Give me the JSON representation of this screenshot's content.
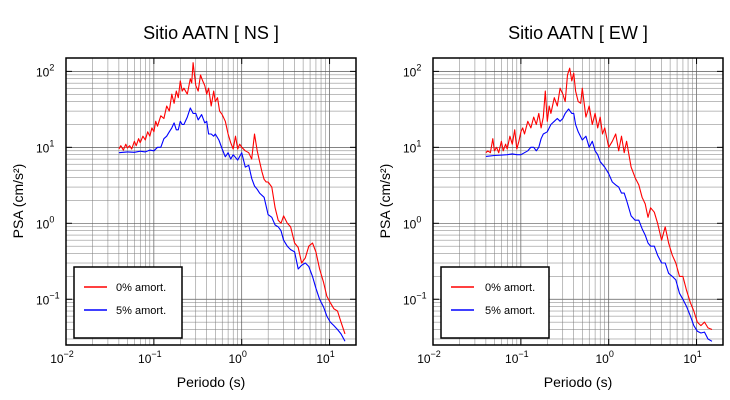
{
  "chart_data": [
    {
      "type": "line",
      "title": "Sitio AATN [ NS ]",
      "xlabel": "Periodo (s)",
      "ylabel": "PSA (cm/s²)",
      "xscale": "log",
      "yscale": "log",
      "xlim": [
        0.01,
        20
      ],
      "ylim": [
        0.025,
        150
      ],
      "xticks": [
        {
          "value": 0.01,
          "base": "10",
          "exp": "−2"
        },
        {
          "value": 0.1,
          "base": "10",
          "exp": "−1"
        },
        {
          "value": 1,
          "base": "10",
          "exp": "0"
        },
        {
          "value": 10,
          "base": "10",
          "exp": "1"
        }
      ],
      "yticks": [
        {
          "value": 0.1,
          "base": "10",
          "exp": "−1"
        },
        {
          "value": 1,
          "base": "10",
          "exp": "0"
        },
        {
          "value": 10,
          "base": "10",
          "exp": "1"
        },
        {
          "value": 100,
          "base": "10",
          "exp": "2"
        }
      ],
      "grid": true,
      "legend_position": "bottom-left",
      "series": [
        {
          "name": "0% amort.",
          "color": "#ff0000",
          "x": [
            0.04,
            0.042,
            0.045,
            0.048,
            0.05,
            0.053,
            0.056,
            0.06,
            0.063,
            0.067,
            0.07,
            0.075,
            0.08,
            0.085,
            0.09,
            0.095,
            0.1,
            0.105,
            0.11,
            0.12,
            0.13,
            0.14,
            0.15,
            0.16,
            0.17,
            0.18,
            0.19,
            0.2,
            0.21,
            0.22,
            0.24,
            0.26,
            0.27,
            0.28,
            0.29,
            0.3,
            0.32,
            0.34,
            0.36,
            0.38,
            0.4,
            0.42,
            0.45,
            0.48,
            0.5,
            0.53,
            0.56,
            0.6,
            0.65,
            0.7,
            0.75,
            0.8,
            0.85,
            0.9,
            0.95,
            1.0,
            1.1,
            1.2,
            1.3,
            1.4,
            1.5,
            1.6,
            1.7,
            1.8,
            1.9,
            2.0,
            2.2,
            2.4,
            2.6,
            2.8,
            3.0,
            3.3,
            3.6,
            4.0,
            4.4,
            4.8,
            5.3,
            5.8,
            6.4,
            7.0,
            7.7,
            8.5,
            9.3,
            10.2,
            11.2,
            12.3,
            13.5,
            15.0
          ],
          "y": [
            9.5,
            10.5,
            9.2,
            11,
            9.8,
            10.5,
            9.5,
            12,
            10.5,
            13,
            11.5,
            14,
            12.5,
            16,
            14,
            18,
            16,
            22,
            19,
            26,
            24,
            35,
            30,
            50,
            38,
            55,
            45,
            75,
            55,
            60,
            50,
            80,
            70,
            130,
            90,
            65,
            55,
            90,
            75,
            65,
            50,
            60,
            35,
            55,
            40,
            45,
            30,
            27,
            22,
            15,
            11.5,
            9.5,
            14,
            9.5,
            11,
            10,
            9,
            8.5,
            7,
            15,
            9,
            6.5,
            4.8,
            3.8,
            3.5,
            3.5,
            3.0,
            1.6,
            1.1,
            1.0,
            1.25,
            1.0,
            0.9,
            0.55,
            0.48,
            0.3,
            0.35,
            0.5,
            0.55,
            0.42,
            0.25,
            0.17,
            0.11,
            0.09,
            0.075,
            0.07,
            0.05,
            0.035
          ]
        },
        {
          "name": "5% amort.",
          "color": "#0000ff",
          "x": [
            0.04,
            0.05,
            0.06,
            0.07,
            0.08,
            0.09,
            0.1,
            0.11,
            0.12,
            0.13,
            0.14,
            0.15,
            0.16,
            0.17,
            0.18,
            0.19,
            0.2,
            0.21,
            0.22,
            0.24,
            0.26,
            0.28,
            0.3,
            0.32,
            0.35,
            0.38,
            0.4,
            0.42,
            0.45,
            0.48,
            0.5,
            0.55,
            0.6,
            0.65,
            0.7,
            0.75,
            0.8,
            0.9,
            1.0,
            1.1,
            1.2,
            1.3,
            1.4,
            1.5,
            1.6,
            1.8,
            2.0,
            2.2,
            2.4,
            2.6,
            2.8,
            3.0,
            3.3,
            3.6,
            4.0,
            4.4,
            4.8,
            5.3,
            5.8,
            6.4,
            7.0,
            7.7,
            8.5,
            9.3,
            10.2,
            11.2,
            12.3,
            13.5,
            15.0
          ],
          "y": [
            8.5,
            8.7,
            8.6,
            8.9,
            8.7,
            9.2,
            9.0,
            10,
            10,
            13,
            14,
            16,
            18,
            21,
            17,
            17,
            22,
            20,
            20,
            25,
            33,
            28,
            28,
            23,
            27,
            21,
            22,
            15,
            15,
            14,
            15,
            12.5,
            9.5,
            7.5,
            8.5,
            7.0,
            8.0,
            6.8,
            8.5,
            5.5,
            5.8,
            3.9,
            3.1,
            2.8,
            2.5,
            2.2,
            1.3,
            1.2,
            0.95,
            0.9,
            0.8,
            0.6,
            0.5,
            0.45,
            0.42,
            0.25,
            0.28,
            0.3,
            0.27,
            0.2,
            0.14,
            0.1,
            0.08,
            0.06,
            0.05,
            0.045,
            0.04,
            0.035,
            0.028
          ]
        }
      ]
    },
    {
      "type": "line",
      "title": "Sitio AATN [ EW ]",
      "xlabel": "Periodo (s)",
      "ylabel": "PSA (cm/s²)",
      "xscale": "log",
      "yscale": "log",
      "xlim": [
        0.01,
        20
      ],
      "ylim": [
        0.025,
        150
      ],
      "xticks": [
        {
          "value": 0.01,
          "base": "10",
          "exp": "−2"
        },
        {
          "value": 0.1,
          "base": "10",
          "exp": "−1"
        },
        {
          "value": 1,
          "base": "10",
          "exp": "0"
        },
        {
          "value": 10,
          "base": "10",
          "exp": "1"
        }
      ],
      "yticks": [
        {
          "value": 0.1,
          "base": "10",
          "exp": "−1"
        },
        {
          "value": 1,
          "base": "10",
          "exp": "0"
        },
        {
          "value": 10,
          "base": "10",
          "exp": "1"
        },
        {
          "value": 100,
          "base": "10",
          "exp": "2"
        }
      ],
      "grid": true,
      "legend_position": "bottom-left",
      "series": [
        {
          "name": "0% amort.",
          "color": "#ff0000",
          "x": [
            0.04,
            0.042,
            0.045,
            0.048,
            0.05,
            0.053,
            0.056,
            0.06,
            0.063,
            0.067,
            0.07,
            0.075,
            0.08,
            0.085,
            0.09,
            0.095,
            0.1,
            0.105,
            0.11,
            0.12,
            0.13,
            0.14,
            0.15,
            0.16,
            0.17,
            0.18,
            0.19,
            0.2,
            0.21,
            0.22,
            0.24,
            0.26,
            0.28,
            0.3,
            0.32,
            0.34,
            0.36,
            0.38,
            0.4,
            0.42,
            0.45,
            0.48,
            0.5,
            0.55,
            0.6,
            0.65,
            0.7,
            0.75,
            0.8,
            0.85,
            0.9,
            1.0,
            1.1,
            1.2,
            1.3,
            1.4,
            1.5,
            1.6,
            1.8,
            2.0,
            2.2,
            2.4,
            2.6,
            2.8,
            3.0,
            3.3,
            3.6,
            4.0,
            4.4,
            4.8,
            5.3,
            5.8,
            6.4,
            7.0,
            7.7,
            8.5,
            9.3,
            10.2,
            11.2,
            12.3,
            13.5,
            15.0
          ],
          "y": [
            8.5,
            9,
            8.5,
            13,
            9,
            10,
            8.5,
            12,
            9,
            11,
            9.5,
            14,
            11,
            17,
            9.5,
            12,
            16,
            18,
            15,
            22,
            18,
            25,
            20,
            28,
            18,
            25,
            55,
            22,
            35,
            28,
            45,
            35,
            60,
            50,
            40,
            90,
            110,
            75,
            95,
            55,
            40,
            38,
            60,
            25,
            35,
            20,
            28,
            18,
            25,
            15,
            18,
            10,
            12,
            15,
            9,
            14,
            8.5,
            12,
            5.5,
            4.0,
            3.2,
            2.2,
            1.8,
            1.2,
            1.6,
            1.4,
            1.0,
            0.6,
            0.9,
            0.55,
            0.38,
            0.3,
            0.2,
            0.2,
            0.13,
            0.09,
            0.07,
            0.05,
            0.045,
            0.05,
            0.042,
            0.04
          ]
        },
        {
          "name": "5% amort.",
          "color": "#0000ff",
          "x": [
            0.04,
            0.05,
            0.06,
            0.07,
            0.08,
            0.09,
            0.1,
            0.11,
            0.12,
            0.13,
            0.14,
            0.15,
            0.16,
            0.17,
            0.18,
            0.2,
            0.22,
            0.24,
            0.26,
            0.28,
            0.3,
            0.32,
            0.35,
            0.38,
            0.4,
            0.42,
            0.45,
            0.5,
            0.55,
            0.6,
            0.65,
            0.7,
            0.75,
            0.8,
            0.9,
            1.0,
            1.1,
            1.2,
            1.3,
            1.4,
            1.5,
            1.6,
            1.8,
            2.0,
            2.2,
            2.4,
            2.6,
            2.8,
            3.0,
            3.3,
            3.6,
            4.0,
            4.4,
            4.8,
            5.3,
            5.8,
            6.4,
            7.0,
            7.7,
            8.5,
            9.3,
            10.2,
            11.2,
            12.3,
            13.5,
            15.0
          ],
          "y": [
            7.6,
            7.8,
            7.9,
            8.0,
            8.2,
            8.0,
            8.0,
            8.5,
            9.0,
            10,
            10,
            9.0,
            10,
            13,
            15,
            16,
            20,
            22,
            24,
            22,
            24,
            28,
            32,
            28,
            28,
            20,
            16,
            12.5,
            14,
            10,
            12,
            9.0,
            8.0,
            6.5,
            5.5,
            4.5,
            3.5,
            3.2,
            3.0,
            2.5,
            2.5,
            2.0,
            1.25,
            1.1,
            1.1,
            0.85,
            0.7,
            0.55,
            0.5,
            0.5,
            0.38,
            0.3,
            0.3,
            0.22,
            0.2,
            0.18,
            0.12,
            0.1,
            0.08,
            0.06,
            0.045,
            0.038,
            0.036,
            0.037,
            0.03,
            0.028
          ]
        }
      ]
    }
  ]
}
-------
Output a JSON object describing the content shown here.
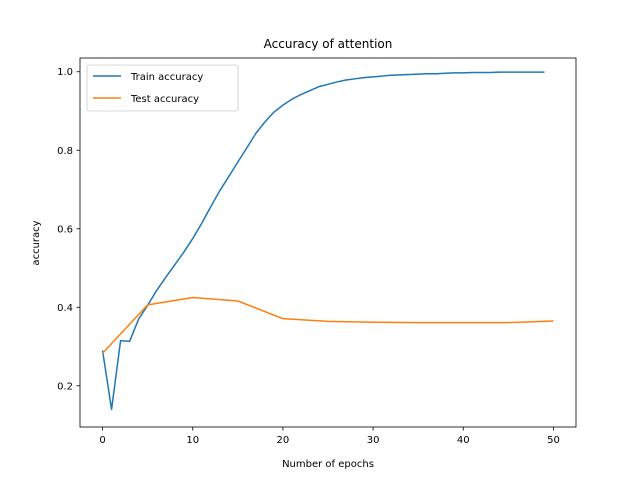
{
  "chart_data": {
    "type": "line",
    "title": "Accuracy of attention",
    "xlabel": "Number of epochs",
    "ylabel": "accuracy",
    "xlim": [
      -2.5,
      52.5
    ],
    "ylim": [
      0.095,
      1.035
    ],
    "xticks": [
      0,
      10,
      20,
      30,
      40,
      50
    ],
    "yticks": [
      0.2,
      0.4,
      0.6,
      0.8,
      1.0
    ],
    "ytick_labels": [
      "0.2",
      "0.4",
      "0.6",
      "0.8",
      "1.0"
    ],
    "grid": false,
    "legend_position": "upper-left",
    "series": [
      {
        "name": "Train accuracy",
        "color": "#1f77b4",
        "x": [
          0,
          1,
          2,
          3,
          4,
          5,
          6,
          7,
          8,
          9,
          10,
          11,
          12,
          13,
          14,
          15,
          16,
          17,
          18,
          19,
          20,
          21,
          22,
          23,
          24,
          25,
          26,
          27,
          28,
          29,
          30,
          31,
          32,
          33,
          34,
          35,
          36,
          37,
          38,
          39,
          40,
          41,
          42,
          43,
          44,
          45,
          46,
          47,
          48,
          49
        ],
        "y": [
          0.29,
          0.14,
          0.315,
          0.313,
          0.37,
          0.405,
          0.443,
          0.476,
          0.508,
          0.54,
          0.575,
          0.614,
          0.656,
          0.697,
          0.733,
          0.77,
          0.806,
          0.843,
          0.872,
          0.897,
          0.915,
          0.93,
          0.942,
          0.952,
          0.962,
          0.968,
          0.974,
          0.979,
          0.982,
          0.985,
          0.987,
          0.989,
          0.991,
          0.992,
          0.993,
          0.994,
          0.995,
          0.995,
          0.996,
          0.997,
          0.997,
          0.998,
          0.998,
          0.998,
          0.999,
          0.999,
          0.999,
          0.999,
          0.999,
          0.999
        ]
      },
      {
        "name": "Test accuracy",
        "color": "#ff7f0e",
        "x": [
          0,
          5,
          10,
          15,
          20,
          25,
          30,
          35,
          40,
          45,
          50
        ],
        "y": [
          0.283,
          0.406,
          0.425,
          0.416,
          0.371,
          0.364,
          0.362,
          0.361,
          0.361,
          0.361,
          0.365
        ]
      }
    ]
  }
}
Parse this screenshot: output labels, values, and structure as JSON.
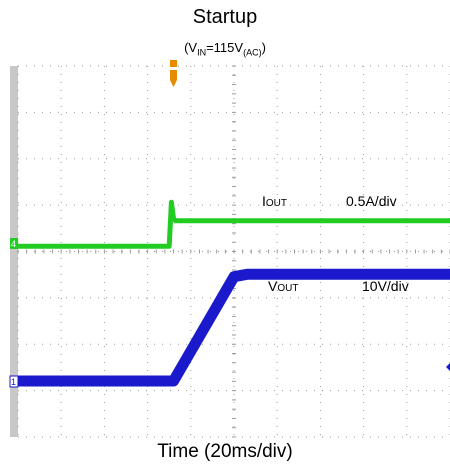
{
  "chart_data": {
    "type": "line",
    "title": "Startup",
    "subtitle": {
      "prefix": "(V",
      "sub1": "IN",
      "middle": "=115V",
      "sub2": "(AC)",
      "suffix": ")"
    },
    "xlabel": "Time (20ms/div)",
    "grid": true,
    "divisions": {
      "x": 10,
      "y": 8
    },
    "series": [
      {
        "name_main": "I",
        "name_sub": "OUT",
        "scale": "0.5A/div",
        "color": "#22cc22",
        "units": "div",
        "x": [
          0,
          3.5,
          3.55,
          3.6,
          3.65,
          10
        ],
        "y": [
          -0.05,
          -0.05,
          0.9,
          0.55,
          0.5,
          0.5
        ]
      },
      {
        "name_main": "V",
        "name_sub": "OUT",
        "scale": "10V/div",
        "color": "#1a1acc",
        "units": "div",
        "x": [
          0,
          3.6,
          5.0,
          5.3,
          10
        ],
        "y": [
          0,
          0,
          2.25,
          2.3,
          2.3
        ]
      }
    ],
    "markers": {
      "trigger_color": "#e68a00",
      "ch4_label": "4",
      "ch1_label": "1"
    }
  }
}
-------
Prompt: Identify the lines that hold the word "grid". Copy every one of them.

Result:
      "grid": true,
      "grid": true,
    "grid": false,
    "grid": true,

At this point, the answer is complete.